> [Challenge]:
Using the data below, tally the lines that include the string "美元偏软". Only the number is wanted.

--- Materials provided ---

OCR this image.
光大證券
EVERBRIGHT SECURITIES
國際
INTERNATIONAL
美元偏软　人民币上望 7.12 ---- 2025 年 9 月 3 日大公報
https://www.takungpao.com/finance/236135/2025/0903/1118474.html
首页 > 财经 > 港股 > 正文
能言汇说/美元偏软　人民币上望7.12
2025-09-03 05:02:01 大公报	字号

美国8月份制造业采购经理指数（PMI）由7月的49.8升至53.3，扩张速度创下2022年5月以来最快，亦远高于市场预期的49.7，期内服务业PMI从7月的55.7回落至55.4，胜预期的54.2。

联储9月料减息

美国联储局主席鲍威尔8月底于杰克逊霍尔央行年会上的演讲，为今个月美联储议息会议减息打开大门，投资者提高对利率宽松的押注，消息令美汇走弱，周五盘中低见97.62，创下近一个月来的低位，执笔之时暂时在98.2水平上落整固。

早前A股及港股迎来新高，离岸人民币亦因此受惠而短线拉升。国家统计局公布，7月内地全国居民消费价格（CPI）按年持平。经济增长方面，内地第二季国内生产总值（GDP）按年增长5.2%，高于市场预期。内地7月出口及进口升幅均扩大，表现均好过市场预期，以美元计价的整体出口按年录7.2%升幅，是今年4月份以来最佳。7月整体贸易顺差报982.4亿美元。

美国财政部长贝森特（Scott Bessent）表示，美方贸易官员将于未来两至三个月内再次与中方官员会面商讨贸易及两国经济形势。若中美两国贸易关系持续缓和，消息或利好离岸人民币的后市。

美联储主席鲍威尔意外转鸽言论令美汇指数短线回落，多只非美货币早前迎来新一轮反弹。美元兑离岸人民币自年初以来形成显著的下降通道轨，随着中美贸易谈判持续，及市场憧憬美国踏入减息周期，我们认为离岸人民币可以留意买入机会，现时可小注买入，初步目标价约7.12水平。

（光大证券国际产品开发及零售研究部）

---

> [Written response]:
2